** start of DATA EXTRACT **

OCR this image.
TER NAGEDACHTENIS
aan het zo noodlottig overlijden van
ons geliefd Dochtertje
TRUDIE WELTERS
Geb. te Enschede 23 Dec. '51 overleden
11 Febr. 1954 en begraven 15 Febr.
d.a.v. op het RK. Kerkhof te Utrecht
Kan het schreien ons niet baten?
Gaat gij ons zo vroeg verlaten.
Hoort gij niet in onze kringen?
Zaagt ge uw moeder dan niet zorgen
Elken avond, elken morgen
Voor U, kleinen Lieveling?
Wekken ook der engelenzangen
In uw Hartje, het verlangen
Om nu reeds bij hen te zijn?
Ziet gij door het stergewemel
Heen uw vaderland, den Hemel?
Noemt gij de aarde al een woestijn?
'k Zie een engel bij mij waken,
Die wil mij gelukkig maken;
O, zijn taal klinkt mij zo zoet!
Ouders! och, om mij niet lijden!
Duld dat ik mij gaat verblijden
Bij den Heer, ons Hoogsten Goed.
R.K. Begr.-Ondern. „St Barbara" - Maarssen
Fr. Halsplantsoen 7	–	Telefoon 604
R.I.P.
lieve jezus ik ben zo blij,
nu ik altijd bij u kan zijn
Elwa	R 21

** end of DATA EXTRACT **

**TASK DESCRIPTION:** Set every line of the listing down word for word.

**RESULT FOR THIS TASK:**
OCR this image.
TER NAGEDACHTENIS
aan het zo noodlottig overlijden van
ons geliefd Dochtertje
TRUDIE WELTERS
Geb. te Enschede 23 Dec. '51 overleden
11 Febr. 1954 en begraven 15 Febr.
d.a.v. op het RK. Kerkhof te Utrecht
Kan het schreien ons niet baten?
Gaat gij ons zo vroeg verlaten.
Hoort gij niet in onze kringen?
Zaagt ge uw moeder dan niet zorgen
Elken avond, elken morgen
Voor U, kleinen Lieveling?
Wekken ook der engelenzangen
In uw Hartje, het verlangen
Om nu reeds bij hen te zijn?
Ziet gij door het stergewemel
Heen uw vaderland, den Hemel?
Noemt gij de aarde al een woestijn?
'k Zie een engel bij mij waken,
Die wil mij gelukkig maken;
O, zijn taal klinkt mij zo zoet!
Ouders! och, om mij niet lijden!
Duld dat ik mij gaat verblijden
Bij den Heer, ons Hoogsten Goed.
R.K. Begr.-Ondern. „St Barbara" - Maarssen
Fr. Halsplantsoen 7	–	Telefoon 604
R.I.P.
lieve jezus ik ben zo blij,
nu ik altijd bij u kan zijn
Elwa	R 21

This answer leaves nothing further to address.